* Supplied records:
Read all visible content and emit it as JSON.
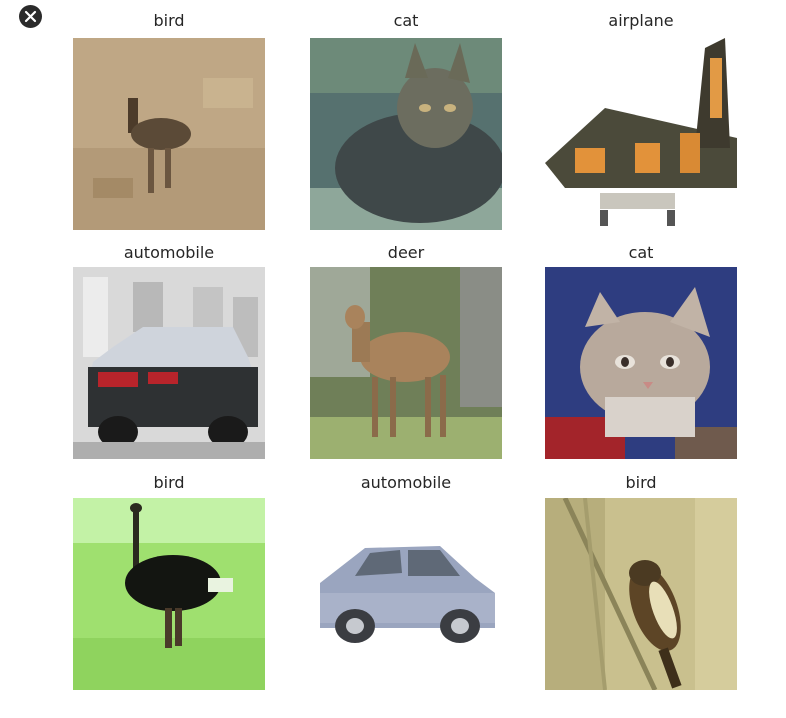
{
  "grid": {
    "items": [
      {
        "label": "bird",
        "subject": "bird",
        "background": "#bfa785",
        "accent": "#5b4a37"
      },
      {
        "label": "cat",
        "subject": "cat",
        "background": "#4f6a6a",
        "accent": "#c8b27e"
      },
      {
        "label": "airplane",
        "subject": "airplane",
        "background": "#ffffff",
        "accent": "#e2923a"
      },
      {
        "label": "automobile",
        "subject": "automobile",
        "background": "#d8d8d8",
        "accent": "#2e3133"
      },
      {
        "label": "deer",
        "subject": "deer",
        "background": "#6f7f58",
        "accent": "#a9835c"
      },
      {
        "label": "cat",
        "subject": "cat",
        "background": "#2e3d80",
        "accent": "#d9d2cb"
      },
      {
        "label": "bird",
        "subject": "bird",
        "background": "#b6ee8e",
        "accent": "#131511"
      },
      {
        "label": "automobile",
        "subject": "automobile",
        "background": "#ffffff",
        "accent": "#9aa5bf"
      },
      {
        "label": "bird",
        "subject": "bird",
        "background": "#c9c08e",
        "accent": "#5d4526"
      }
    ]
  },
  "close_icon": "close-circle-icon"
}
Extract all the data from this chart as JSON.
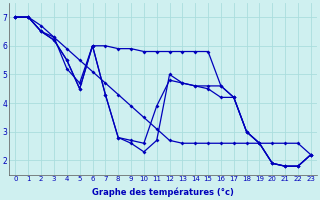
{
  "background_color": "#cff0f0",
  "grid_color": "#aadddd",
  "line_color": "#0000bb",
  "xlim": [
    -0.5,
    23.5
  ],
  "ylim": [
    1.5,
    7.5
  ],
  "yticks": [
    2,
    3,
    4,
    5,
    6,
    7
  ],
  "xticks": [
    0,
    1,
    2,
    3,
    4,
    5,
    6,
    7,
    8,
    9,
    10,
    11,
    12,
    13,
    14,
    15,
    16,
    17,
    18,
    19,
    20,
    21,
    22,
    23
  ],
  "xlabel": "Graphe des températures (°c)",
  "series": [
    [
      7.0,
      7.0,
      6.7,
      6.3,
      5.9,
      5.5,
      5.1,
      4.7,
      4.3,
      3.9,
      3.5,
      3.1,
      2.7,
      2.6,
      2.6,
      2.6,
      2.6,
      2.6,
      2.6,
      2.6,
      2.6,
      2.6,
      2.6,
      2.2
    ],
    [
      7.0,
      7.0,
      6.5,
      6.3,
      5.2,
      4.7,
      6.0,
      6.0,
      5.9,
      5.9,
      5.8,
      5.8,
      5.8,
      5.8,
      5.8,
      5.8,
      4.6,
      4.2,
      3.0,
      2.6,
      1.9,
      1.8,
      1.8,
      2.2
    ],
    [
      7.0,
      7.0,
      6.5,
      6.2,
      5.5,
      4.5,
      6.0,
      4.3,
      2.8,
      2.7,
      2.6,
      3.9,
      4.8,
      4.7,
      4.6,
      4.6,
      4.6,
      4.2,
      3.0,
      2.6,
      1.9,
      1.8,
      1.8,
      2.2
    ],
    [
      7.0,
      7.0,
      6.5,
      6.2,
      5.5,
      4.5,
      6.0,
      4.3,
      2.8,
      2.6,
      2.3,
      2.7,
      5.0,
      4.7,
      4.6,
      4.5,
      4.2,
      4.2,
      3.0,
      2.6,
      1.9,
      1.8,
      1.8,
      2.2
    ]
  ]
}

* What the task asks:
All the material shown above is to be copied exactly, with no pictures carried over.

* Solution below:
Read all visible content and emit it as JSON.
{
  "grid": {
    "items": [
      {
        "label": "bird",
        "subject": "bird",
        "background": "#bfa785",
        "accent": "#5b4a37"
      },
      {
        "label": "cat",
        "subject": "cat",
        "background": "#4f6a6a",
        "accent": "#c8b27e"
      },
      {
        "label": "airplane",
        "subject": "airplane",
        "background": "#ffffff",
        "accent": "#e2923a"
      },
      {
        "label": "automobile",
        "subject": "automobile",
        "background": "#d8d8d8",
        "accent": "#2e3133"
      },
      {
        "label": "deer",
        "subject": "deer",
        "background": "#6f7f58",
        "accent": "#a9835c"
      },
      {
        "label": "cat",
        "subject": "cat",
        "background": "#2e3d80",
        "accent": "#d9d2cb"
      },
      {
        "label": "bird",
        "subject": "bird",
        "background": "#b6ee8e",
        "accent": "#131511"
      },
      {
        "label": "automobile",
        "subject": "automobile",
        "background": "#ffffff",
        "accent": "#9aa5bf"
      },
      {
        "label": "bird",
        "subject": "bird",
        "background": "#c9c08e",
        "accent": "#5d4526"
      }
    ]
  },
  "close_icon": "close-circle-icon"
}
Extract all the data from this chart as JSON.
{
  "background_color": "#cff0f0",
  "grid_color": "#aadddd",
  "line_color": "#0000bb",
  "xlim": [
    -0.5,
    23.5
  ],
  "ylim": [
    1.5,
    7.5
  ],
  "yticks": [
    2,
    3,
    4,
    5,
    6,
    7
  ],
  "xticks": [
    0,
    1,
    2,
    3,
    4,
    5,
    6,
    7,
    8,
    9,
    10,
    11,
    12,
    13,
    14,
    15,
    16,
    17,
    18,
    19,
    20,
    21,
    22,
    23
  ],
  "xlabel": "Graphe des températures (°c)",
  "series": [
    [
      7.0,
      7.0,
      6.7,
      6.3,
      5.9,
      5.5,
      5.1,
      4.7,
      4.3,
      3.9,
      3.5,
      3.1,
      2.7,
      2.6,
      2.6,
      2.6,
      2.6,
      2.6,
      2.6,
      2.6,
      2.6,
      2.6,
      2.6,
      2.2
    ],
    [
      7.0,
      7.0,
      6.5,
      6.3,
      5.2,
      4.7,
      6.0,
      6.0,
      5.9,
      5.9,
      5.8,
      5.8,
      5.8,
      5.8,
      5.8,
      5.8,
      4.6,
      4.2,
      3.0,
      2.6,
      1.9,
      1.8,
      1.8,
      2.2
    ],
    [
      7.0,
      7.0,
      6.5,
      6.2,
      5.5,
      4.5,
      6.0,
      4.3,
      2.8,
      2.7,
      2.6,
      3.9,
      4.8,
      4.7,
      4.6,
      4.6,
      4.6,
      4.2,
      3.0,
      2.6,
      1.9,
      1.8,
      1.8,
      2.2
    ],
    [
      7.0,
      7.0,
      6.5,
      6.2,
      5.5,
      4.5,
      6.0,
      4.3,
      2.8,
      2.6,
      2.3,
      2.7,
      5.0,
      4.7,
      4.6,
      4.5,
      4.2,
      4.2,
      3.0,
      2.6,
      1.9,
      1.8,
      1.8,
      2.2
    ]
  ]
}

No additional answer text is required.